* Data for the task *
"""
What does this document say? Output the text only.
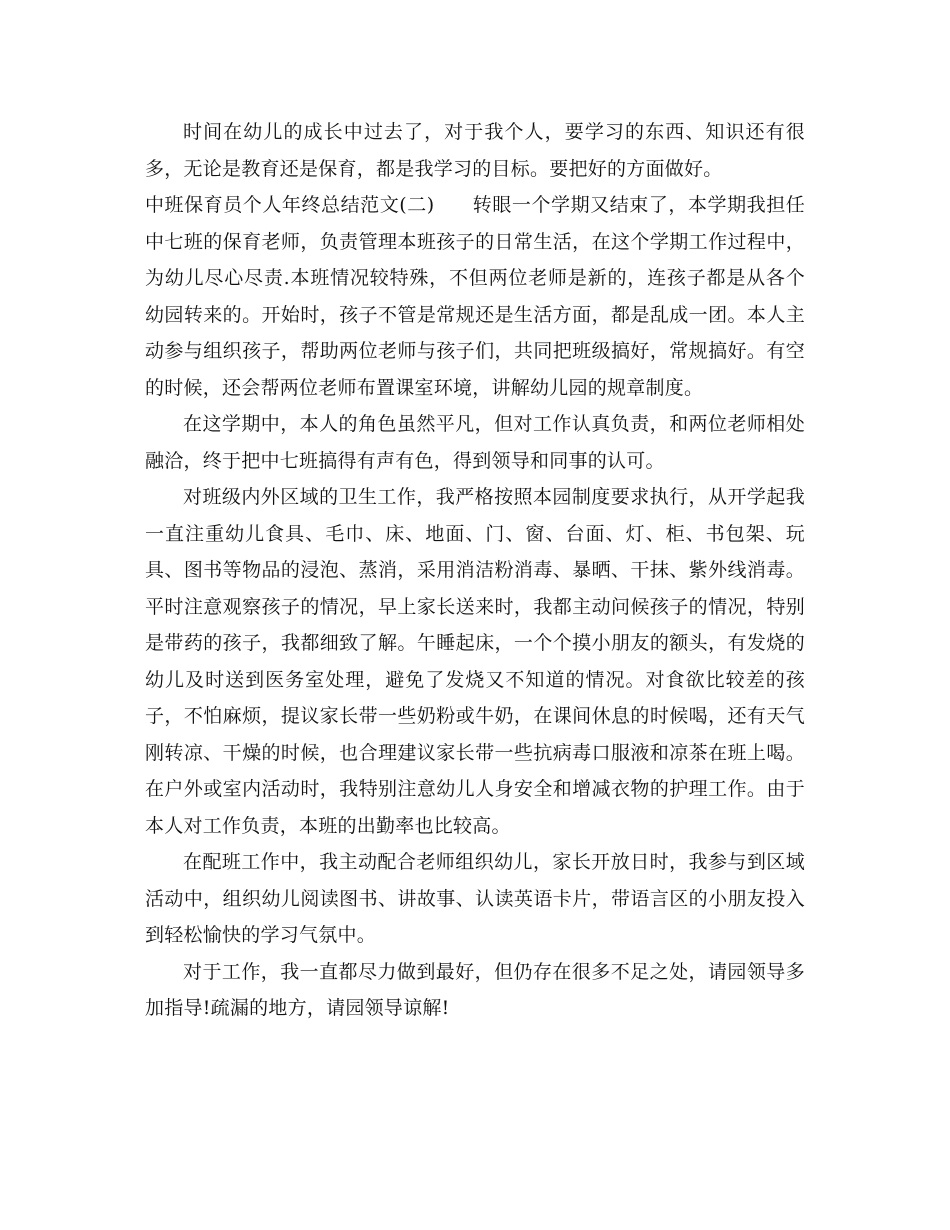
时间在幼儿的成长中过去了，对于我个人，要学习的东西、知识还有很多，无论是教育还是保育，都是我学习的目标。要把好的方面做好。

中班保育员个人年终总结范文(二) 转眼一个学期又结束了，本学期我担任中七班的保育老师，负责管理本班孩子的日常生活，在这个学期工作过程中，为幼儿尽心尽责.本班情况较特殊，不但两位老师是新的，连孩子都是从各个幼园转来的。开始时，孩子不管是常规还是生活方面，都是乱成一团。本人主动参与组织孩子，帮助两位老师与孩子们，共同把班级搞好，常规搞好。有空的时候，还会帮两位老师布置课室环境，讲解幼儿园的规章制度。

在这学期中，本人的角色虽然平凡，但对工作认真负责，和两位老师相处融洽，终于把中七班搞得有声有色，得到领导和同事的认可。

对班级内外区域的卫生工作，我严格按照本园制度要求执行，从开学起我一直注重幼儿食具、毛巾、床、地面、门、窗、台面、灯、柜、书包架、玩具、图书等物品的浸泡、蒸消，采用消洁粉消毒、暴晒、干抹、紫外线消毒。平时注意观察孩子的情况，早上家长送来时，我都主动问候孩子的情况，特别是带药的孩子，我都细致了解。午睡起床，一个个摸小朋友的额头，有发烧的幼儿及时送到医务室处理，避免了发烧又不知道的情况。对食欲比较差的孩子，不怕麻烦，提议家长带一些奶粉或牛奶，在课间休息的时候喝，还有天气刚转凉、干燥的时候，也合理建议家长带一些抗病毒口服液和凉茶在班上喝。在户外或室内活动时，我特别注意幼儿人身安全和增减衣物的护理工作。由于本人对工作负责，本班的出勤率也比较高。

在配班工作中，我主动配合老师组织幼儿，家长开放日时，我参与到区域活动中，组织幼儿阅读图书、讲故事、认读英语卡片，带语言区的小朋友投入到轻松愉快的学习气氛中。

对于工作，我一直都尽力做到最好，但仍存在很多不足之处，请园领导多加指导!疏漏的地方，请园领导谅解!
"""
* Stated task *
Do not copy the pictures, but repeat every line exactly.

* Full response *
What does this document say? Output the text only.
时间在幼儿的成长中过去了，对于我个人，要学习的东西、知识还有很多，无论是教育还是保育，都是我学习的目标。要把好的方面做好。

中班保育员个人年终总结范文(二) 转眼一个学期又结束了，本学期我担任中七班的保育老师，负责管理本班孩子的日常生活，在这个学期工作过程中，为幼儿尽心尽责.本班情况较特殊，不但两位老师是新的，连孩子都是从各个幼园转来的。开始时，孩子不管是常规还是生活方面，都是乱成一团。本人主动参与组织孩子，帮助两位老师与孩子们，共同把班级搞好，常规搞好。有空的时候，还会帮两位老师布置课室环境，讲解幼儿园的规章制度。

在这学期中，本人的角色虽然平凡，但对工作认真负责，和两位老师相处融洽，终于把中七班搞得有声有色，得到领导和同事的认可。

对班级内外区域的卫生工作，我严格按照本园制度要求执行，从开学起我一直注重幼儿食具、毛巾、床、地面、门、窗、台面、灯、柜、书包架、玩具、图书等物品的浸泡、蒸消，采用消洁粉消毒、暴晒、干抹、紫外线消毒。平时注意观察孩子的情况，早上家长送来时，我都主动问候孩子的情况，特别是带药的孩子，我都细致了解。午睡起床，一个个摸小朋友的额头，有发烧的幼儿及时送到医务室处理，避免了发烧又不知道的情况。对食欲比较差的孩子，不怕麻烦，提议家长带一些奶粉或牛奶，在课间休息的时候喝，还有天气刚转凉、干燥的时候，也合理建议家长带一些抗病毒口服液和凉茶在班上喝。在户外或室内活动时，我特别注意幼儿人身安全和增减衣物的护理工作。由于本人对工作负责，本班的出勤率也比较高。

在配班工作中，我主动配合老师组织幼儿，家长开放日时，我参与到区域活动中，组织幼儿阅读图书、讲故事、认读英语卡片，带语言区的小朋友投入到轻松愉快的学习气氛中。

对于工作，我一直都尽力做到最好，但仍存在很多不足之处，请园领导多加指导!疏漏的地方，请园领导谅解!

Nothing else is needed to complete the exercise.